__TASK__:
Carry none of the pictures over; write out the complete data exactly.

Dataset items:
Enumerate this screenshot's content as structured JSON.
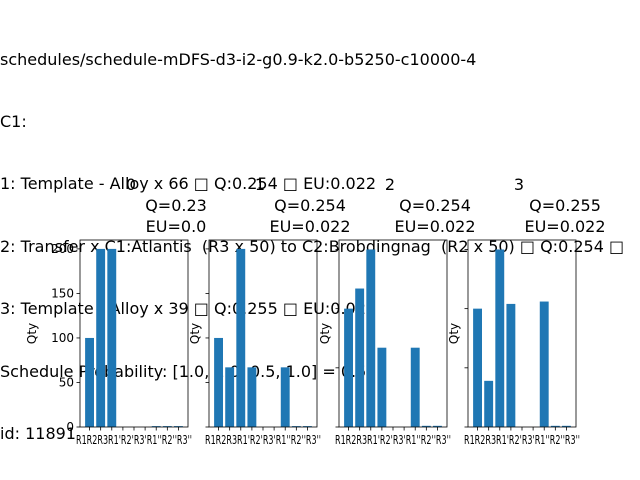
{
  "header": {
    "lines": [
      "schedules/schedule-mDFS-d3-i2-g0.9-k2.0-b5250-c10000-4",
      "C1:",
      "1: Template - Alloy x 66 □ Q:0.254 □ EU:0.022",
      "2: Transfer x C1:Atlantis  (R3 x 50) to C2:Brobdingnag  (R2 x 50) □ Q:0.254 □",
      "3: Template - Alloy x 39 □ Q:0.255 □ EU:0.022",
      "Schedule Probability: [1.0, 1.0, 0.5, 1.0] = 0.5",
      "id: 11891"
    ]
  },
  "chart_data": [
    {
      "type": "bar",
      "title": [
        "0",
        "Q=0.23",
        "EU=0.0"
      ],
      "ylabel": "Qty",
      "ylim": [
        0,
        210
      ],
      "yticks": [
        0,
        50,
        100,
        150,
        200
      ],
      "categories": [
        "R1",
        "R2",
        "R3",
        "R1'",
        "R2'",
        "R3'",
        "R1''",
        "R2''",
        "R3''"
      ],
      "xtick_text": "R1R2R3R1'R2'R3'R1''R2''R3''",
      "values": [
        100,
        200,
        200,
        0,
        0,
        0,
        1,
        1,
        1
      ]
    },
    {
      "type": "bar",
      "title": [
        "1",
        "Q=0.254",
        "EU=0.022"
      ],
      "ylabel": "Qty",
      "ylim": [
        0,
        210
      ],
      "yticks": [
        0,
        50,
        100,
        150,
        200
      ],
      "categories": [
        "R1",
        "R2",
        "R3",
        "R1'",
        "R2'",
        "R3'",
        "R1''",
        "R2''",
        "R3''"
      ],
      "xtick_text": "R1R2R3R1'R2'R3'R1''R2''R3''",
      "values": [
        100,
        67,
        200,
        67,
        0,
        0,
        67,
        1,
        1
      ]
    },
    {
      "type": "bar",
      "title": [
        "2",
        "Q=0.254",
        "EU=0.022"
      ],
      "ylabel": "Qty",
      "ylim": [
        0,
        158
      ],
      "yticks": [
        0,
        50,
        100,
        150
      ],
      "categories": [
        "R1",
        "R2",
        "R3",
        "R1'",
        "R2'",
        "R3'",
        "R1''",
        "R2''",
        "R3''"
      ],
      "xtick_text": "R1R2R3R1'R2'R3'R1''R2''R3''",
      "values": [
        100,
        117,
        150,
        67,
        0,
        0,
        67,
        1,
        1
      ]
    },
    {
      "type": "bar",
      "title": [
        "3",
        "Q=0.255",
        "EU=0.022"
      ],
      "ylabel": "Qty",
      "ylim": [
        0,
        158
      ],
      "yticks": [
        0,
        50,
        100,
        150
      ],
      "categories": [
        "R1",
        "R2",
        "R3",
        "R1'",
        "R2'",
        "R3'",
        "R1''",
        "R2''",
        "R3''"
      ],
      "xtick_text": "R1R2R3R1'R2'R3'R1''R2''R3''",
      "values": [
        100,
        39,
        150,
        104,
        0,
        0,
        106,
        1,
        1
      ]
    }
  ],
  "colors": {
    "bar": "#1f77b4",
    "axis": "#000000"
  }
}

__SOLUTION FOR THIS PROBLEM__:
Enumerate this screenshot's content as structured JSON.
{
  "header": {
    "lines": [
      "schedules/schedule-mDFS-d3-i2-g0.9-k2.0-b5250-c10000-4",
      "C1:",
      "1: Template - Alloy x 66 □ Q:0.254 □ EU:0.022",
      "2: Transfer x C1:Atlantis  (R3 x 50) to C2:Brobdingnag  (R2 x 50) □ Q:0.254 □",
      "3: Template - Alloy x 39 □ Q:0.255 □ EU:0.022",
      "Schedule Probability: [1.0, 1.0, 0.5, 1.0] = 0.5",
      "id: 11891"
    ]
  },
  "chart_data": [
    {
      "type": "bar",
      "title": [
        "0",
        "Q=0.23",
        "EU=0.0"
      ],
      "ylabel": "Qty",
      "ylim": [
        0,
        210
      ],
      "yticks": [
        0,
        50,
        100,
        150,
        200
      ],
      "categories": [
        "R1",
        "R2",
        "R3",
        "R1'",
        "R2'",
        "R3'",
        "R1''",
        "R2''",
        "R3''"
      ],
      "xtick_text": "R1R2R3R1'R2'R3'R1''R2''R3''",
      "values": [
        100,
        200,
        200,
        0,
        0,
        0,
        1,
        1,
        1
      ]
    },
    {
      "type": "bar",
      "title": [
        "1",
        "Q=0.254",
        "EU=0.022"
      ],
      "ylabel": "Qty",
      "ylim": [
        0,
        210
      ],
      "yticks": [
        0,
        50,
        100,
        150,
        200
      ],
      "categories": [
        "R1",
        "R2",
        "R3",
        "R1'",
        "R2'",
        "R3'",
        "R1''",
        "R2''",
        "R3''"
      ],
      "xtick_text": "R1R2R3R1'R2'R3'R1''R2''R3''",
      "values": [
        100,
        67,
        200,
        67,
        0,
        0,
        67,
        1,
        1
      ]
    },
    {
      "type": "bar",
      "title": [
        "2",
        "Q=0.254",
        "EU=0.022"
      ],
      "ylabel": "Qty",
      "ylim": [
        0,
        158
      ],
      "yticks": [
        0,
        50,
        100,
        150
      ],
      "categories": [
        "R1",
        "R2",
        "R3",
        "R1'",
        "R2'",
        "R3'",
        "R1''",
        "R2''",
        "R3''"
      ],
      "xtick_text": "R1R2R3R1'R2'R3'R1''R2''R3''",
      "values": [
        100,
        117,
        150,
        67,
        0,
        0,
        67,
        1,
        1
      ]
    },
    {
      "type": "bar",
      "title": [
        "3",
        "Q=0.255",
        "EU=0.022"
      ],
      "ylabel": "Qty",
      "ylim": [
        0,
        158
      ],
      "yticks": [
        0,
        50,
        100,
        150
      ],
      "categories": [
        "R1",
        "R2",
        "R3",
        "R1'",
        "R2'",
        "R3'",
        "R1''",
        "R2''",
        "R3''"
      ],
      "xtick_text": "R1R2R3R1'R2'R3'R1''R2''R3''",
      "values": [
        100,
        39,
        150,
        104,
        0,
        0,
        106,
        1,
        1
      ]
    }
  ],
  "colors": {
    "bar": "#1f77b4",
    "axis": "#000000"
  }
}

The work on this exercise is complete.